Update the grain market report from "Corn basis bids" up to and including "Marketing IQ blog.", replacing "hedging strategist" with "market analyst".

** Excerpted text **
════════

Corn, soybeans and wheat extend gains in Friday’s session
Grain prices have been red-hot for much of this week, and the latest rally showed little signs of slowing Friday. Corn moved 0.75% higher, and soybeans posted double-digit gains for the third consecutive session today after another flurry of large export sales kept traders engaged in another round of technical buying. Wheat prices continue to follow overseas prices higher, with most contracts jumping nearly 4% higher today.
The Midwest and Plains continue to expect drier weather over the next three days, with almost no areas anticipating any measurable rainfall between Saturday and next Tuesday, per the latest 72-hour cumulative precipitation map from NOAA. Drought’s footprint expanded slightly this past week, with the U.S. Drought Monitor noting that 57.5% of the country is now affected by overly dry conditions. Most of the problem areas are in the western U.S., but large pockets of drought remain entrenched in parts of Iowa, Illinois and Indiana.
On Wall St., the Dow is on pace for a third straight week of losses, dropping 281 points in afternoon trading to 27,620. An ongoing tech stock selloff is largely to blame, with uncertainty about the U.S. economy also in the mix. Energy futures were lightly mixed this afternoon. Crude oil firmed 0.3% to stay above $41 per barrel, with gasoline up nearly 1%. But diesel saw small losses in afternoon trading. The U.S. Dollar softened slightly.
On Thursday, commodity funds were net buyers of most grain contracts, including corn (+12,500), soybeans (+15,500), soymeal (+8,500) and CBOT wheat (+12,000) but were net sellers of soyoil (-1,000).
Corn prices made moderate inroads again today, closing nearly 1% higher on a round of technical buying spurred by export optimism and questions surrounding U.S. production potential. December futures added 3 cents to $3.7825, with March futures up 3.75 cents to $3.8775.
Corn basis bids were steady to lightly mixed Friday, moving as much as a penny higher at an Illinois river terminal while falling as much as 3 cents lower at an Iowa processor today.
Private exporters reported to USDA the sale of 8.3 million bushels of corn for delivery to China during the 2020/21 marketing year, which began September 1.
Jim McCormick, hedging strategist with AgMarket.net, has a few thoughts on why China has been “binge-buying” U.S. corn and soybeans recently. “The reason for the surge in buying can be attributed to hog herd rebuilding, production cuts due to three typhoons (5-10MMT) and record domestic corn prices around $9/bu,” he notes. Click here to read more of McCormick’s analysis in the latest Ag Marketing IQ blog.
Large speculators now hold a net long position on corn contracts through the week ending September 15, totaling 29,929, according to the latest data from the Chicago Board of Trade.
Ukraine’s economy ministry reports that the country’s 2020/21 corn exports are down sharply year-over-year, reaching only 24.1 million bushels since July 1. The country’s total grain exports are down 10.2% in the current marketing year.

════════

** Recorded data **
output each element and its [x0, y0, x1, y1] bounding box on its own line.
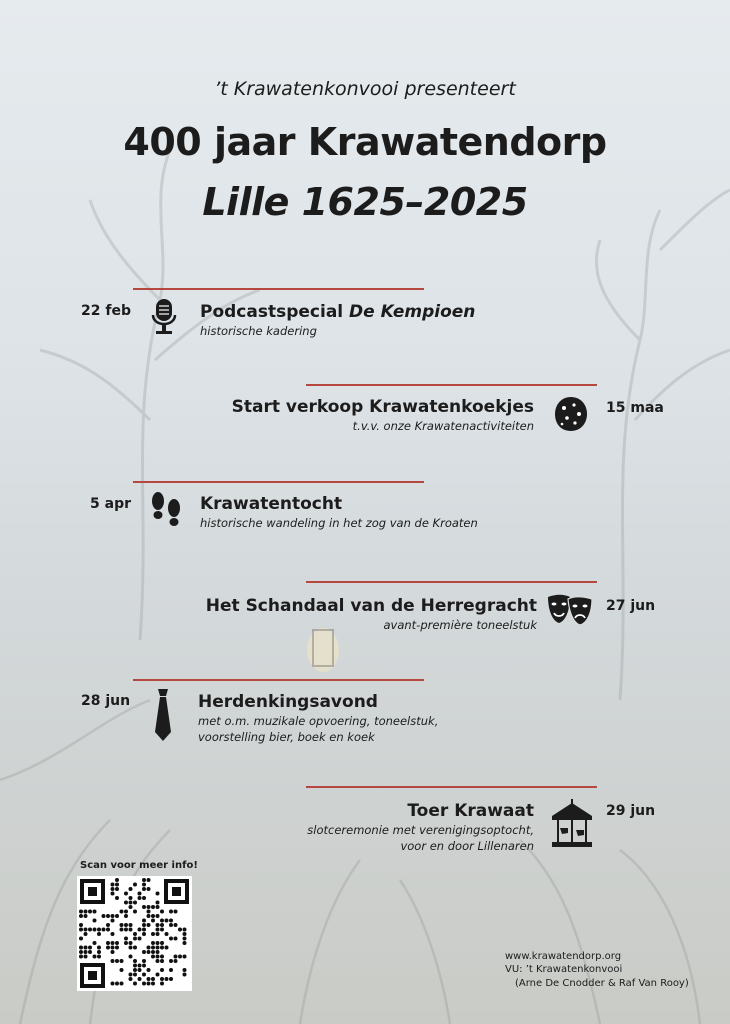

════════

** Response **
Corn basis bids were steady to lightly mixed Friday, moving as much as a penny higher at an Illinois river terminal while falling as much as 3 cents lower at an Iowa processor today.
Private exporters reported to USDA the sale of 8.3 million bushels of corn for delivery to China during the 2020/21 marketing year, which began September 1.
Jim McCormick, market analyst with AgMarket.net, has a few thoughts on why China has been “binge-buying” U.S. corn and soybeans recently. “The reason for the surge in buying can be attributed to hog herd rebuilding, production cuts due to three typhoons (5-10MMT) and record domestic corn prices around $9/bu,” he notes. Click here to read more of McCormick’s analysis in the latest Ag Marketing IQ blog.